%%

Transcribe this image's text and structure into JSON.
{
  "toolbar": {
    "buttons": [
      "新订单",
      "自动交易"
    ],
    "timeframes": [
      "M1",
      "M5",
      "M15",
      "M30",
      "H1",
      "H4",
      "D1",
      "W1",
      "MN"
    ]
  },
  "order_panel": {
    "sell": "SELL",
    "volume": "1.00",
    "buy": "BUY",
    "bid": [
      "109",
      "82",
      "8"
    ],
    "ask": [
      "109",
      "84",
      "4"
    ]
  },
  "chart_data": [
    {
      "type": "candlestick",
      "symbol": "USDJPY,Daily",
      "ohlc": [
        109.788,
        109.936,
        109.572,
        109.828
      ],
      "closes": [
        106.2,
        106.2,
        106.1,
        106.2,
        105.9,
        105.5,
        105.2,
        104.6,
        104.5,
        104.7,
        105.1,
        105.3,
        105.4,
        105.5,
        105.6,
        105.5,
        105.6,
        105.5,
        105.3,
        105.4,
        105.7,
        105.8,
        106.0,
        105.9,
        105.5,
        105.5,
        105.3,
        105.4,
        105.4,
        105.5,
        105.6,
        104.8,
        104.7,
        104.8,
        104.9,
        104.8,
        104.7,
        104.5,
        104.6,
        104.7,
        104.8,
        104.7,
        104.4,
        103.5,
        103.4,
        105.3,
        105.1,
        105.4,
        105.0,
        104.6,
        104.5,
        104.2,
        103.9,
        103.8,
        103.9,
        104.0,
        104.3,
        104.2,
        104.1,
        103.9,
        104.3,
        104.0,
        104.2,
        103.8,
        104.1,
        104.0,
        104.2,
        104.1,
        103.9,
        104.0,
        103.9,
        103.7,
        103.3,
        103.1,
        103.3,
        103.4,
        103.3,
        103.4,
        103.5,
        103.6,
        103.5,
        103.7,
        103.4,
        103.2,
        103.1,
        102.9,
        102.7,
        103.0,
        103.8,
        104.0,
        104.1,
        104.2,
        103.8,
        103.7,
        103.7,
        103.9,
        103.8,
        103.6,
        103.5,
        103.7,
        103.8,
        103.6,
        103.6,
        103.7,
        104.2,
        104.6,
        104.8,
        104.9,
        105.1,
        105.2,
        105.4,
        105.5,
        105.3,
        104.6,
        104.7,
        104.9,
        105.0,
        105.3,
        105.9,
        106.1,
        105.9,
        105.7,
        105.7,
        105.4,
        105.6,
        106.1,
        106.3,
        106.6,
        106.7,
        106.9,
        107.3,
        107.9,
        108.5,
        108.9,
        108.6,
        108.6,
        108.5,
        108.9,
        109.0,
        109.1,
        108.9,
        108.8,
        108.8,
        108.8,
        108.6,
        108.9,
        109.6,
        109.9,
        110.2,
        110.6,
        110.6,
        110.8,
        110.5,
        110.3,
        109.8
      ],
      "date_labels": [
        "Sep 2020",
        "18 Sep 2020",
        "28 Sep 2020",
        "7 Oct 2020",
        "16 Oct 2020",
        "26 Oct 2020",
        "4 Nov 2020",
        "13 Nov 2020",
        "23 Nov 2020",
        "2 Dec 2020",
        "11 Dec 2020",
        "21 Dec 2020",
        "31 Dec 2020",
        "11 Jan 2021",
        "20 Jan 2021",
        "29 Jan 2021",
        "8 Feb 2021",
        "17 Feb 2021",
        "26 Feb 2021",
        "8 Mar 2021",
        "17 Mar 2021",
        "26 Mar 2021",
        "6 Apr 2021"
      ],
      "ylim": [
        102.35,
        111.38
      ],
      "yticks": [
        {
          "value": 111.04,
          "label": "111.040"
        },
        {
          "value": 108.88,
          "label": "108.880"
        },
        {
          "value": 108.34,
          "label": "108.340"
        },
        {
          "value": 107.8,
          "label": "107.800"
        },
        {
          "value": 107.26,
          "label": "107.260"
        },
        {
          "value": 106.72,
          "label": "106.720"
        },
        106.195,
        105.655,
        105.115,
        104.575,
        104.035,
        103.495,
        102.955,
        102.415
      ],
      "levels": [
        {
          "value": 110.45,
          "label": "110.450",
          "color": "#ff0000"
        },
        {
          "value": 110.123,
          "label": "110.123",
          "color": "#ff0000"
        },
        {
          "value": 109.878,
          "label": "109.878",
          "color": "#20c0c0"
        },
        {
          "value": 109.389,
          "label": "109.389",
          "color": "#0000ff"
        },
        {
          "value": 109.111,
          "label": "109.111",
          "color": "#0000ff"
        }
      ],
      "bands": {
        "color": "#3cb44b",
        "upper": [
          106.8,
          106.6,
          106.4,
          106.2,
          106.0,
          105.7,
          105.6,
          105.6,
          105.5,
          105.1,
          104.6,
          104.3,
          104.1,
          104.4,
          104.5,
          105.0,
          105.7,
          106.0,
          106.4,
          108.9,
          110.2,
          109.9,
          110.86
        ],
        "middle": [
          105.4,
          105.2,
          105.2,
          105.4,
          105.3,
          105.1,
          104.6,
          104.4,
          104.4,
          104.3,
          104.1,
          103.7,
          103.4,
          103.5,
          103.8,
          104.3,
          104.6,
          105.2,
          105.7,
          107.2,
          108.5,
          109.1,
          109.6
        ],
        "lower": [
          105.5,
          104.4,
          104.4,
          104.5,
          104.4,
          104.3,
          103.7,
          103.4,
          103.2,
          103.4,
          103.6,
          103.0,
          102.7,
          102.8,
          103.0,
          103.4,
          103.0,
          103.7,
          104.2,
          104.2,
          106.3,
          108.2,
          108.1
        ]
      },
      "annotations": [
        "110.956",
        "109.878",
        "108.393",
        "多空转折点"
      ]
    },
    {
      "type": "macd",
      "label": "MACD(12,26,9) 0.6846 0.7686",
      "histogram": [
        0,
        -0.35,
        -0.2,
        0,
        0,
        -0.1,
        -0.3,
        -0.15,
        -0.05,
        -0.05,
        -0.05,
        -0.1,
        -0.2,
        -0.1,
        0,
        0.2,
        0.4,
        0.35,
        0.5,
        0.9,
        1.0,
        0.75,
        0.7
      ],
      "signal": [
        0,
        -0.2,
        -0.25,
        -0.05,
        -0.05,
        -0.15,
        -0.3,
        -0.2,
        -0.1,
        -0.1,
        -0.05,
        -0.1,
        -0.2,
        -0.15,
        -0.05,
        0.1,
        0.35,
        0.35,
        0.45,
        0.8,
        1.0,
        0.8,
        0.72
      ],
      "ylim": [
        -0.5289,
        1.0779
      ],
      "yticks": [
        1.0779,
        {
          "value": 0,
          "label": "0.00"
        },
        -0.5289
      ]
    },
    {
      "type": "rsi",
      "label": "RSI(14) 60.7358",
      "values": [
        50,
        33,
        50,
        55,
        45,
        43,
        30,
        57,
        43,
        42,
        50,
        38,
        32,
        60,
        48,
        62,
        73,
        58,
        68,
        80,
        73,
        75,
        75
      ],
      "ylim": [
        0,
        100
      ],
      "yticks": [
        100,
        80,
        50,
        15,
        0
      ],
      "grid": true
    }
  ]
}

%%

Task brief
Each line that holds the word "type" is to be copied.

Solution to this problem
      "type": "candlestick",
      "type": "macd",
      "type": "rsi",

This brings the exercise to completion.